• _EXERCISE MATERIALS_:
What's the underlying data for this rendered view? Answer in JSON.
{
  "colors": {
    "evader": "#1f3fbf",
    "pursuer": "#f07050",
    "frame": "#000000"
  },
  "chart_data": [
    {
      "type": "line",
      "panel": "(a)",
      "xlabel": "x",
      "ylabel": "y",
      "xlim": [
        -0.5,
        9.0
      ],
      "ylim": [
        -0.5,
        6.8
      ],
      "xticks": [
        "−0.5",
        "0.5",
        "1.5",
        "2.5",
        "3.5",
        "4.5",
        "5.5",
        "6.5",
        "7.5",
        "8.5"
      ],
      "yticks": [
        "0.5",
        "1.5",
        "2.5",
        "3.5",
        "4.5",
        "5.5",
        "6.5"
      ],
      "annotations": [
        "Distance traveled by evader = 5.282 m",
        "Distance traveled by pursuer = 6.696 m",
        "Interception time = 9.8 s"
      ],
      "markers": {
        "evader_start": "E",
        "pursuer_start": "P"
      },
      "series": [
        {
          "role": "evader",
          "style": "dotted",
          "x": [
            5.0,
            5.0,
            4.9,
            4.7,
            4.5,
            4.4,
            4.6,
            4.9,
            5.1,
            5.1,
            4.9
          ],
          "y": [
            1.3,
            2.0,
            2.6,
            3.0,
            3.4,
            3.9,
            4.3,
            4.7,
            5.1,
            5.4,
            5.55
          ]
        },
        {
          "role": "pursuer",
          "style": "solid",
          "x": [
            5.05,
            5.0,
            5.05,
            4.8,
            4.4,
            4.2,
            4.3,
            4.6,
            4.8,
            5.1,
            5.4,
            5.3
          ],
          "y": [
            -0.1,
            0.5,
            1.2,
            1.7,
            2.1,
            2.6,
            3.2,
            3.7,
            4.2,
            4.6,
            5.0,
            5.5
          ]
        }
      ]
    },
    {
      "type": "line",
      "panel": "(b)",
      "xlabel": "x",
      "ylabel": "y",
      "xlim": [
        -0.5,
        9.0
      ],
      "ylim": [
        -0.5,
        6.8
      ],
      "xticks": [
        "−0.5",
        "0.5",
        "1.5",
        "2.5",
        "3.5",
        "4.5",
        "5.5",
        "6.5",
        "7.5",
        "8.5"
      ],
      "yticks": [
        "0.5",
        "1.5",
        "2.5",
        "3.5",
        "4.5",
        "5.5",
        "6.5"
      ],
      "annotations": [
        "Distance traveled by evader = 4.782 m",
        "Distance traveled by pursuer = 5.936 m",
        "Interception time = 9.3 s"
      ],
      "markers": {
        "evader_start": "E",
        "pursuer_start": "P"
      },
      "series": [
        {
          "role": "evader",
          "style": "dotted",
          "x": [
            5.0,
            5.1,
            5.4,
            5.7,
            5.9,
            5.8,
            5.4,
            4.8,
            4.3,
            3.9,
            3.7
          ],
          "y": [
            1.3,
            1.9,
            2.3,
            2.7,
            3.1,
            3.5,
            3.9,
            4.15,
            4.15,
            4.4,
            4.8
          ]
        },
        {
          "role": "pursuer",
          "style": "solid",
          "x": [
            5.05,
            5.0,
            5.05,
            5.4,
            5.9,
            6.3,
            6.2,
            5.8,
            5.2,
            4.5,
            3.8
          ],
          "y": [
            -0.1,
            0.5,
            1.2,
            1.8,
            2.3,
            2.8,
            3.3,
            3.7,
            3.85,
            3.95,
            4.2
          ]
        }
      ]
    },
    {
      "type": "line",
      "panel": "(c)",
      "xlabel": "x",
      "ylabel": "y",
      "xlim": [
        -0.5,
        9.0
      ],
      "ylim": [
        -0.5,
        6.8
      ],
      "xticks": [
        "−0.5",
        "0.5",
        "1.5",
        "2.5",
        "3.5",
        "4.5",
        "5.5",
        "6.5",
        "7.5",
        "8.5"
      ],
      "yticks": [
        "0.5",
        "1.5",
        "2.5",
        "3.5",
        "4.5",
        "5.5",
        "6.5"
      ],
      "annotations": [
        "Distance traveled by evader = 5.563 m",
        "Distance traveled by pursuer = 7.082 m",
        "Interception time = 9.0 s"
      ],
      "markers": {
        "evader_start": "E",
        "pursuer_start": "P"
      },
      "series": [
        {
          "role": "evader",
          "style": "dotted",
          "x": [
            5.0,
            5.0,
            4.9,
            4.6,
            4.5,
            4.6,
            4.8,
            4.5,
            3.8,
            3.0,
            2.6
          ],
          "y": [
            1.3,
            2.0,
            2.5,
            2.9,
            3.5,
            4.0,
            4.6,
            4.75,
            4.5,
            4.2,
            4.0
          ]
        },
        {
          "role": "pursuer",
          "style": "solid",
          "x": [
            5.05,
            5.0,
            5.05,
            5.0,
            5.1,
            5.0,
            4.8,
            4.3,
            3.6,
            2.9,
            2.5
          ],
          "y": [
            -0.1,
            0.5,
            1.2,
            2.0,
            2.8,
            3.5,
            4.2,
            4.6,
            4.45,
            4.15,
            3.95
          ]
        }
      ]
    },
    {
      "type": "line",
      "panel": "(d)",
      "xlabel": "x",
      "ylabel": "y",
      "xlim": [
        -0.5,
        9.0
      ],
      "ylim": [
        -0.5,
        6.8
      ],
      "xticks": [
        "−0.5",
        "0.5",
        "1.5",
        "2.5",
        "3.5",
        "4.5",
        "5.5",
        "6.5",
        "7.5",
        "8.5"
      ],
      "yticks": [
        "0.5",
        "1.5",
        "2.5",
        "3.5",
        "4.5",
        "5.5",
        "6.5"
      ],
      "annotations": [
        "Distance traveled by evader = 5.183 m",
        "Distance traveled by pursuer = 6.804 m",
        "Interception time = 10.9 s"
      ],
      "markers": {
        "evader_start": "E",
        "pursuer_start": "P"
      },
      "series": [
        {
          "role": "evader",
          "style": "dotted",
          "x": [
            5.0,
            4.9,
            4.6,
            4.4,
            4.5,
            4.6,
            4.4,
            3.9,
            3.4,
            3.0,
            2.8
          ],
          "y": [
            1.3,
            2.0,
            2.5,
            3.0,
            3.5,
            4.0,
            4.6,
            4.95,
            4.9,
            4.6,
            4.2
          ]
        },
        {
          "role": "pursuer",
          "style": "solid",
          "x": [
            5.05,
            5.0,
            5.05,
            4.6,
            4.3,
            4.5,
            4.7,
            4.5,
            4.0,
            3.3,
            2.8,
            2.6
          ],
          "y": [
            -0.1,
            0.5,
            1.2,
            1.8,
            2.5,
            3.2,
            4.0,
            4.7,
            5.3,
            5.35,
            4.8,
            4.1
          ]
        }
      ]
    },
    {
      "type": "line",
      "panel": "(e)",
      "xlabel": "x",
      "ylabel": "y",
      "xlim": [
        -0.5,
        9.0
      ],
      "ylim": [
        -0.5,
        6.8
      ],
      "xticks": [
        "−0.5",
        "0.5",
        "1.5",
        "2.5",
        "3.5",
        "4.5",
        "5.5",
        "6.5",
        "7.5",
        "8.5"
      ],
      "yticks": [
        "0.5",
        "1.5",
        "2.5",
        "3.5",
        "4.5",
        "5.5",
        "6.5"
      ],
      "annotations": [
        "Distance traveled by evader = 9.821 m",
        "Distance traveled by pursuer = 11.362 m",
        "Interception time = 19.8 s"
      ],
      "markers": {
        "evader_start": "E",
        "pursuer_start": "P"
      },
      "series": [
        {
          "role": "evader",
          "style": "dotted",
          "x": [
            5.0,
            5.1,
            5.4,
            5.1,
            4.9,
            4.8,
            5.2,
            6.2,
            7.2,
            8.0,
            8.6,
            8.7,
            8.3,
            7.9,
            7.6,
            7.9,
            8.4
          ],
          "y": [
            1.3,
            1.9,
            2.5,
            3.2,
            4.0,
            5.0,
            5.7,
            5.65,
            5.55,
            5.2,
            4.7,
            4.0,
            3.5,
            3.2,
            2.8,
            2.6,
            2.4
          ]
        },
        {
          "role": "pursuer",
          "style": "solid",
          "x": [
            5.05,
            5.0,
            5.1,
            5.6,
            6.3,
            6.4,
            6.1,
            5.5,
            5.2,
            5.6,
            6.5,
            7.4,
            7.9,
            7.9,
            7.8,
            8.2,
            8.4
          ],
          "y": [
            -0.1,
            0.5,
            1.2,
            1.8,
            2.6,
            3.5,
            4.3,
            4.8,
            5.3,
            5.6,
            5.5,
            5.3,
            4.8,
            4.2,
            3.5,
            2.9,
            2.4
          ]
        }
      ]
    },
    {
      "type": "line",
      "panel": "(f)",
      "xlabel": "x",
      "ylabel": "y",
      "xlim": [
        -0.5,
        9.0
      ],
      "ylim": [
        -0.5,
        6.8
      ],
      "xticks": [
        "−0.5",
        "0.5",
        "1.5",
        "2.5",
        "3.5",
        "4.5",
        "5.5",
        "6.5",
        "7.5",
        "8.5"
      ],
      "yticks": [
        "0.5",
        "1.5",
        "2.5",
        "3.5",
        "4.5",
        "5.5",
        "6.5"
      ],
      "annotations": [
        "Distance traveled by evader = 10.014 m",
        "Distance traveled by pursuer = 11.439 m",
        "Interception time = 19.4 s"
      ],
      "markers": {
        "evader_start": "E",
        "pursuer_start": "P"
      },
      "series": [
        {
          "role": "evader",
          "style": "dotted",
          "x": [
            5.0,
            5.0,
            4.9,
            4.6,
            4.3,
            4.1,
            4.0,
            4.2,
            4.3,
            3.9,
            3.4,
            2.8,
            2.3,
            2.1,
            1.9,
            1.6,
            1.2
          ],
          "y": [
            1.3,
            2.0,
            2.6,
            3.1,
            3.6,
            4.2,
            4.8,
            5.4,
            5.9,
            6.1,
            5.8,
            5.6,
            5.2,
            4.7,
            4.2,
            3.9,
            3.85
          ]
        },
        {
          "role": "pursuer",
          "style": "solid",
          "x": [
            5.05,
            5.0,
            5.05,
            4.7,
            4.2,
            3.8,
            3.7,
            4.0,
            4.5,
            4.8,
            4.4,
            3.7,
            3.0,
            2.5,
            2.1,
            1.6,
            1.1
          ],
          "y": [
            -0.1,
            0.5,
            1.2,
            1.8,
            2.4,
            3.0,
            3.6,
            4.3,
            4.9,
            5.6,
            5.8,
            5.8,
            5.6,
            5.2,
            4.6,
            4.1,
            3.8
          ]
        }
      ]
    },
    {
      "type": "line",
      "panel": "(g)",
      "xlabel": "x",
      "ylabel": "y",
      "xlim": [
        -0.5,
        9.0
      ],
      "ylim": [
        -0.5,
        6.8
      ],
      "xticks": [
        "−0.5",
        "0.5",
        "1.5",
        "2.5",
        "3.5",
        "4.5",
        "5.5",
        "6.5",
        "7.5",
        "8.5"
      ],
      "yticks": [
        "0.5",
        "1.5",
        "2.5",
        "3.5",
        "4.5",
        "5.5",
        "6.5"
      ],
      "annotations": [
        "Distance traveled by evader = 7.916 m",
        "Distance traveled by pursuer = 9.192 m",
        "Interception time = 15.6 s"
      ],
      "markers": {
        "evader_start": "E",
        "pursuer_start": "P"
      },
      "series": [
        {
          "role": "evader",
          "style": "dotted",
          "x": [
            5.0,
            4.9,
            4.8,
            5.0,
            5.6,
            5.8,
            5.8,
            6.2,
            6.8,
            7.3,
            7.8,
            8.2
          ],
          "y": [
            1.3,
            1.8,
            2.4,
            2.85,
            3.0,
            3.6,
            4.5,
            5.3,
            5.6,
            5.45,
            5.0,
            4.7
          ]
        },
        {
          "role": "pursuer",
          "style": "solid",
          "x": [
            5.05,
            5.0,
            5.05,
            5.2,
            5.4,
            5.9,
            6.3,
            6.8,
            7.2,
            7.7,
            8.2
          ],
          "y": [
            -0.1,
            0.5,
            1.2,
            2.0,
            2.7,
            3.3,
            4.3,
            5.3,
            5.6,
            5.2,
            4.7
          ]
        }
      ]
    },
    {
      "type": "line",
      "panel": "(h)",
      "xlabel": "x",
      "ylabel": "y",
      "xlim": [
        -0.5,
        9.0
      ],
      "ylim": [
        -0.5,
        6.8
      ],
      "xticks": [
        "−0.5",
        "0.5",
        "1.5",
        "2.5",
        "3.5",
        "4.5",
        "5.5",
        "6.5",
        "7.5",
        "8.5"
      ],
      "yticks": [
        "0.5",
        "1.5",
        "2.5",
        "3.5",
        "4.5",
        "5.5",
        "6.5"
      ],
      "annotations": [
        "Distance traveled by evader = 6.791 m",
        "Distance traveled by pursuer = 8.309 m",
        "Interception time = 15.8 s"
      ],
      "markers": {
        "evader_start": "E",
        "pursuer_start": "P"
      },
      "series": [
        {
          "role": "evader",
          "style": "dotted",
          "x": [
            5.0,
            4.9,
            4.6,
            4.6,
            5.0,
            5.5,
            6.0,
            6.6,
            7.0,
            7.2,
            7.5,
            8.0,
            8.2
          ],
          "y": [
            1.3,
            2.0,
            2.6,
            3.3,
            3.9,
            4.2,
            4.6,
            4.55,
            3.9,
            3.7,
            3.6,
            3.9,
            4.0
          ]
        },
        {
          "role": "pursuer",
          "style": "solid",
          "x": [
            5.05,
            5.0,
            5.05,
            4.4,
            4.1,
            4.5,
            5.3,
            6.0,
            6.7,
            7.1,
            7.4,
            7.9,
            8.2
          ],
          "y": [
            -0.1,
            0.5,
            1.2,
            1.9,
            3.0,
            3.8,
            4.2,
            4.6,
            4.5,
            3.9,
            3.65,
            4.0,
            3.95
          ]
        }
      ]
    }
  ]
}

• _EXERCISE REQUIREMENTS_:
Check each line above for "Interception" and return the ones that have it.

• _SOLUTION FOR THIS PROBLEM_:
        "Interception time = 9.8 s"
        "Interception time = 9.3 s"
        "Interception time = 9.0 s"
        "Interception time = 10.9 s"
        "Interception time = 19.8 s"
        "Interception time = 19.4 s"
        "Interception time = 15.6 s"
        "Interception time = 15.8 s"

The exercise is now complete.